**Directions:** Filter the listing below, copying every line in which the word "this" appears.

Saved entries

________

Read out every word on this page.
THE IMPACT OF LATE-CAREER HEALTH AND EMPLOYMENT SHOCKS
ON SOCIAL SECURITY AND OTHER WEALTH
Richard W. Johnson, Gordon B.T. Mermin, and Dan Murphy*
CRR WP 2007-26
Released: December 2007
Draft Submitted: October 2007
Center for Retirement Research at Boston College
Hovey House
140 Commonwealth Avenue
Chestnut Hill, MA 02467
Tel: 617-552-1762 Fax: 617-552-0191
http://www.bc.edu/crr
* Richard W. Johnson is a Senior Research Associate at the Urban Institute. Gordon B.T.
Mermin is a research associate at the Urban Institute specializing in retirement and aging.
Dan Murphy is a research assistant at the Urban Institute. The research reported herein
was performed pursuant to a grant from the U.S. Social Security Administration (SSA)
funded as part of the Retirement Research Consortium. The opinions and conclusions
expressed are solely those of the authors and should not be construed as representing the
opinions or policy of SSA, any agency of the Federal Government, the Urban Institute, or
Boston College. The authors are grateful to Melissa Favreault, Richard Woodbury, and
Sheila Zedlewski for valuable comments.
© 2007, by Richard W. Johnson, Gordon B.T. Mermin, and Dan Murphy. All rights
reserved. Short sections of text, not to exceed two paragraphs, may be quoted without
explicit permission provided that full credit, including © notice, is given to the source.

________

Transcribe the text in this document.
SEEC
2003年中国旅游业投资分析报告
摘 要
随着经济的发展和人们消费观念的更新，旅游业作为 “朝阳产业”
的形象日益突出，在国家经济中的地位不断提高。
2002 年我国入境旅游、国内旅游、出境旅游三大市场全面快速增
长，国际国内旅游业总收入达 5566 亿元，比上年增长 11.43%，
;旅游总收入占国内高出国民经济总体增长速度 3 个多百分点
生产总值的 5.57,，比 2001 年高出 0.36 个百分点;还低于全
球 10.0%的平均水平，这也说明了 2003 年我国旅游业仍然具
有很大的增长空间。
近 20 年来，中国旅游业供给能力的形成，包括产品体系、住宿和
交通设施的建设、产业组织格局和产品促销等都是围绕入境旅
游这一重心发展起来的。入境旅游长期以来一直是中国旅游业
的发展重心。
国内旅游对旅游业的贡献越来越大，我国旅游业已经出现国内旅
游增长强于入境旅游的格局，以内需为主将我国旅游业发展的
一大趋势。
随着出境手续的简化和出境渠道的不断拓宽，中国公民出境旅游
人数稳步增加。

________

**Reply:**
Read out every word on this page.
Transcribe the text in this document.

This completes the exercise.